- **Task prompt**
Search the records below for the word "punto". Pull out each line that has it.

- **Input material**

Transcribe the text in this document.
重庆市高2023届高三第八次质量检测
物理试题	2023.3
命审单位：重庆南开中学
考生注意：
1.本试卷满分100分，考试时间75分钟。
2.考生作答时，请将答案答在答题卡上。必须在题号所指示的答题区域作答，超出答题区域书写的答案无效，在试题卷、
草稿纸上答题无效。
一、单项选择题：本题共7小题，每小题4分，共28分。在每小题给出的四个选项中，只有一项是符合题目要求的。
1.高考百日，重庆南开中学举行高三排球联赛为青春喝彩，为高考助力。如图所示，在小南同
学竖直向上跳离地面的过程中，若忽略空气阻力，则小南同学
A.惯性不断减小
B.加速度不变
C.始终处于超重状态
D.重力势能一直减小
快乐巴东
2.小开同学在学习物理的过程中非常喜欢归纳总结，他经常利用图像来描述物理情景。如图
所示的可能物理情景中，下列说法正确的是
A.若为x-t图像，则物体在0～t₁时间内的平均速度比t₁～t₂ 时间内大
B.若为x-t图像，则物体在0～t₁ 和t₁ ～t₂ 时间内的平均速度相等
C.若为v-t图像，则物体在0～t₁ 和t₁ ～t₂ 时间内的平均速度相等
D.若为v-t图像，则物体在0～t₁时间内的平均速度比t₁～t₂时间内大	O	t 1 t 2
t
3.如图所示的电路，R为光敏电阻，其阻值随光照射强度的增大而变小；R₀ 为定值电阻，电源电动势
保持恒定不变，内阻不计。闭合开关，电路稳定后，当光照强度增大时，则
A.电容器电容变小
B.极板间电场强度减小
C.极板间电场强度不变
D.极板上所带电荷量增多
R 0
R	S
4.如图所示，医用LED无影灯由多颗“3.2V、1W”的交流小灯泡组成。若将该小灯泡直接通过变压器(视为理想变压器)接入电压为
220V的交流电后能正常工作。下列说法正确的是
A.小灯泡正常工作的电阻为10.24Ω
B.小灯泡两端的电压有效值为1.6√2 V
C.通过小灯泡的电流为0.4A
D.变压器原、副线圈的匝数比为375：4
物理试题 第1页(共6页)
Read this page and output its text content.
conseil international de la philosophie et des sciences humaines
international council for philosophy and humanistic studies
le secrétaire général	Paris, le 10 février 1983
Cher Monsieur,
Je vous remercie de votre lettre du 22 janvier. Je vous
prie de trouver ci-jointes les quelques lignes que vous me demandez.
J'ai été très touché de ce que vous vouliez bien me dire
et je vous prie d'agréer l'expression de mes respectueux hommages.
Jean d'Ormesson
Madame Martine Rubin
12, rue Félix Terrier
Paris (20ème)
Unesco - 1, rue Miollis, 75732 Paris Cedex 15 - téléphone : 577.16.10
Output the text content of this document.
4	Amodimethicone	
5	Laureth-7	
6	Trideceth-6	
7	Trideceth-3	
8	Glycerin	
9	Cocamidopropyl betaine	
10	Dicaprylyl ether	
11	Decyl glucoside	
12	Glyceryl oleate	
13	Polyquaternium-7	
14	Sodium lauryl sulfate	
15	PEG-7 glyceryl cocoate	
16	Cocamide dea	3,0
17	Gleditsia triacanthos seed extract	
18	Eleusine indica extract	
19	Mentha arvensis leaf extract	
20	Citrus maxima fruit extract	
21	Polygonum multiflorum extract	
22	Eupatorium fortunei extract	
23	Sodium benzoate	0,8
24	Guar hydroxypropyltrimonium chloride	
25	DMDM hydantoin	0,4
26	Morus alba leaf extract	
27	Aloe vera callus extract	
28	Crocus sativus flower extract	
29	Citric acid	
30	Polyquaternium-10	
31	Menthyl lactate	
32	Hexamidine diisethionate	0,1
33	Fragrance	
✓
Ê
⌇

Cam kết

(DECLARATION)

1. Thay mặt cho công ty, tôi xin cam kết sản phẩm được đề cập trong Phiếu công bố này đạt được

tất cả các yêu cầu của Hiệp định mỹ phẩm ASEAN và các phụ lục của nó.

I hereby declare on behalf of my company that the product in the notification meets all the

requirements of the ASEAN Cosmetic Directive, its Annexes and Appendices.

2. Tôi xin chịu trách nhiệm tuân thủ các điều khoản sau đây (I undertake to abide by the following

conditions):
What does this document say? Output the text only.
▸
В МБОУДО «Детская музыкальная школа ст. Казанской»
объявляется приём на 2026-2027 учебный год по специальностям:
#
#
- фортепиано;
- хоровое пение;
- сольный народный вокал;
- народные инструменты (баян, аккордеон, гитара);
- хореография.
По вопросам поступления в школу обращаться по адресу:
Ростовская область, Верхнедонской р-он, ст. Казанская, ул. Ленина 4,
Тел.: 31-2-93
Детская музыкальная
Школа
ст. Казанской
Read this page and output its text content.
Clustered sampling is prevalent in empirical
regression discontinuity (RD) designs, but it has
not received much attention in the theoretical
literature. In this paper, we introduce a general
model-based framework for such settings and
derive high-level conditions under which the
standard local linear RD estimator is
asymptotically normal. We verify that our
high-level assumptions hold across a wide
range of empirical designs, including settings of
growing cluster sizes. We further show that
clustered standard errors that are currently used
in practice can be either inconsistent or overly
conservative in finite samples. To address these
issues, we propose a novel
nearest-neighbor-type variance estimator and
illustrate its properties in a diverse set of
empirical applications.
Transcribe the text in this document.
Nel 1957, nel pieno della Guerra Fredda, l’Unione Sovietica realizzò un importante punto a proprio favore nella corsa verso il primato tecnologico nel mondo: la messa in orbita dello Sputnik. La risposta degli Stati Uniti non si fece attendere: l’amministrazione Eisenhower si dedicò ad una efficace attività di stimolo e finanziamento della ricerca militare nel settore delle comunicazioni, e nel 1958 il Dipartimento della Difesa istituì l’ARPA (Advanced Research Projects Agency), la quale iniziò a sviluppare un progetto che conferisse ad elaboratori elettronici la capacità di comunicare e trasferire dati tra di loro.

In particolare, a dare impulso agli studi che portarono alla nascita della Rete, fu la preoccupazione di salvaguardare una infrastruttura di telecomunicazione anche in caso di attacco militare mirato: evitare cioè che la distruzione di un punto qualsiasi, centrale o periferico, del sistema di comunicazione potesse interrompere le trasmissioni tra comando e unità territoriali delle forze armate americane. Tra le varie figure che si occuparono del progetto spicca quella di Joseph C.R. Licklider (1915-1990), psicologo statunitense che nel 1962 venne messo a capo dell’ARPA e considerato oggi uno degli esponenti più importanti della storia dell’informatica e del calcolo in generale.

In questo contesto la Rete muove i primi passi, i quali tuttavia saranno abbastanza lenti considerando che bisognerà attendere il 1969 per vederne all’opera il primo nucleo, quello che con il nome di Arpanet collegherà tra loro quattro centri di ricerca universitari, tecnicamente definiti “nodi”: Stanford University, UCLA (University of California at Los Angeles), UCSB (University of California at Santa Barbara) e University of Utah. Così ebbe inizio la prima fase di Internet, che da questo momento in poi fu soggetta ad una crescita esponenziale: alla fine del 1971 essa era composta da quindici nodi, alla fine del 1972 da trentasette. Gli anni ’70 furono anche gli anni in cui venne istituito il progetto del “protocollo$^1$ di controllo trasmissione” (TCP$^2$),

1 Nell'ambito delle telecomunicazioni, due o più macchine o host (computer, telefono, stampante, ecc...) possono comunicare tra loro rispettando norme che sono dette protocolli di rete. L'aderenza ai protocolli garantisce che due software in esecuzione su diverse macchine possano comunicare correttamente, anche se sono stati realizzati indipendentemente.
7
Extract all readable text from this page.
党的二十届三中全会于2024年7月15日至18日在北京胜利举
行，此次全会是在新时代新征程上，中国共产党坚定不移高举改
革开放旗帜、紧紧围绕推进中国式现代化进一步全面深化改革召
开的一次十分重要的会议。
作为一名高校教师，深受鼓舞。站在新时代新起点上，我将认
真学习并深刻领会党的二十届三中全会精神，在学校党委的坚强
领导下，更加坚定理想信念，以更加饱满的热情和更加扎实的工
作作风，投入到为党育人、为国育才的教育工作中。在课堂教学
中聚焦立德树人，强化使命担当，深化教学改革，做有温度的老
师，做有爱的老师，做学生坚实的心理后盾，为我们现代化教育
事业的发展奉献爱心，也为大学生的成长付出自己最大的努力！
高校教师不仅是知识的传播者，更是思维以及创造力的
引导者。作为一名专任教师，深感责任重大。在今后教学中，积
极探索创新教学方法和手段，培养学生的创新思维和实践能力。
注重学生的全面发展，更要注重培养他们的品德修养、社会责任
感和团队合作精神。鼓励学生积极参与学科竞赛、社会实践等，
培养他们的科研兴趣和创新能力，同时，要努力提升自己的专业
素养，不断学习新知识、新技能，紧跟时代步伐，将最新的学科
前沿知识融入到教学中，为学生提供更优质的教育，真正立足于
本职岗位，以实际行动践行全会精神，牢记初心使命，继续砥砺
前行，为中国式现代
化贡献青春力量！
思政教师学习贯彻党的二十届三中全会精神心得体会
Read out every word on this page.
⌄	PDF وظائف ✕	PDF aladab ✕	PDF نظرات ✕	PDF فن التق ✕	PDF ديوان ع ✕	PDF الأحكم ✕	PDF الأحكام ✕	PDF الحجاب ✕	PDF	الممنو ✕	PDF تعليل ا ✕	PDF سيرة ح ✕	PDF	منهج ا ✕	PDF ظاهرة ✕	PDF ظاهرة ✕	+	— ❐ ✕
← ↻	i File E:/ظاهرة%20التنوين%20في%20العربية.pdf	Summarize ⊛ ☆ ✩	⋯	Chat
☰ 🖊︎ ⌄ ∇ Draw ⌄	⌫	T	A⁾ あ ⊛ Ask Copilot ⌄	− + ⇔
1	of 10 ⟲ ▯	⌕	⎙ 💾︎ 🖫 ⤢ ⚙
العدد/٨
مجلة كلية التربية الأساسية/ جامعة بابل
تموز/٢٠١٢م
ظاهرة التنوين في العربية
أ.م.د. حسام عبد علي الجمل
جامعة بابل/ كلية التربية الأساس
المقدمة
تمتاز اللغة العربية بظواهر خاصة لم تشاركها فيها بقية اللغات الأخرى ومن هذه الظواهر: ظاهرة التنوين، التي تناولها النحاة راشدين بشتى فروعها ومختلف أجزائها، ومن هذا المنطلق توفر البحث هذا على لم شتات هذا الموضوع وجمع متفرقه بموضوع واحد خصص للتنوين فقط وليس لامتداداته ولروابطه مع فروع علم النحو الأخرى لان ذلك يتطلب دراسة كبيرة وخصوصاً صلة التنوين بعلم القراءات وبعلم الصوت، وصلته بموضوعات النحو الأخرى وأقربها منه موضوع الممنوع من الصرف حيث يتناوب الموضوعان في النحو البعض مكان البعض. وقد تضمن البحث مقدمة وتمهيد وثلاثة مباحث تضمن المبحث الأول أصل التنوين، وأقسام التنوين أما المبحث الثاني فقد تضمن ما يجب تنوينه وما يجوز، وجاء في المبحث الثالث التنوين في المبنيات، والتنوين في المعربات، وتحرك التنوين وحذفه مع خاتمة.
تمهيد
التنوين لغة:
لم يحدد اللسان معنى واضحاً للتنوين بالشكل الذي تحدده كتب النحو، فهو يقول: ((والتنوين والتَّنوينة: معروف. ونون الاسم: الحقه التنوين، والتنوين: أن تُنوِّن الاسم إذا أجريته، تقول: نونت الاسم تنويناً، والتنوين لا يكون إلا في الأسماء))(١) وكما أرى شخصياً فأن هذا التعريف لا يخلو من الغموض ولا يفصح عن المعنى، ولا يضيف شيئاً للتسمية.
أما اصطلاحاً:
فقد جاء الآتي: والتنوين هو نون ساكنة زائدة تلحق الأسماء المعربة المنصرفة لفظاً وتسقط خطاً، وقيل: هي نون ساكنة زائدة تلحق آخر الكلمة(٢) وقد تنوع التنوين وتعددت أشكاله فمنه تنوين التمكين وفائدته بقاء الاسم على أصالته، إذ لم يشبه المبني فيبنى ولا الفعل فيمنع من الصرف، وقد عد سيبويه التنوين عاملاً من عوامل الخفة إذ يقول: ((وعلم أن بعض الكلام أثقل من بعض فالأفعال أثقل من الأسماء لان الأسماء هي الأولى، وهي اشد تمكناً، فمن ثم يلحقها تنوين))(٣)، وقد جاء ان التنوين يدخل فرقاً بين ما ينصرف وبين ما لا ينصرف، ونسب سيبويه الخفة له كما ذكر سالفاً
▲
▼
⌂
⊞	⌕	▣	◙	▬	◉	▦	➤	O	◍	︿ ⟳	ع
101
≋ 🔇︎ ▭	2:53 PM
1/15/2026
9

- **Task solution**
Nel 1957, nel pieno della Guerra Fredda, l’Unione Sovietica realizzò un importante punto a proprio favore nella corsa verso il primato tecnologico nel mondo: la messa in orbita dello Sputnik. La risposta degli Stati Uniti non si fece attendere: l’amministrazione Eisenhower si dedicò ad una efficace attività di stimolo e finanziamento della ricerca militare nel settore delle comunicazioni, e nel 1958 il Dipartimento della Difesa istituì l’ARPA (Advanced Research Projects Agency), la quale iniziò a sviluppare un progetto che conferisse ad elaboratori elettronici la capacità di comunicare e trasferire dati tra di loro.
In particolare, a dare impulso agli studi che portarono alla nascita della Rete, fu la preoccupazione di salvaguardare una infrastruttura di telecomunicazione anche in caso di attacco militare mirato: evitare cioè che la distruzione di un punto qualsiasi, centrale o periferico, del sistema di comunicazione potesse interrompere le trasmissioni tra comando e unità territoriali delle forze armate americane. Tra le varie figure che si occuparono del progetto spicca quella di Joseph C.R. Licklider (1915-1990), psicologo statunitense che nel 1962 venne messo a capo dell’ARPA e considerato oggi uno degli esponenti più importanti della storia dell’informatica e del calcolo in generale.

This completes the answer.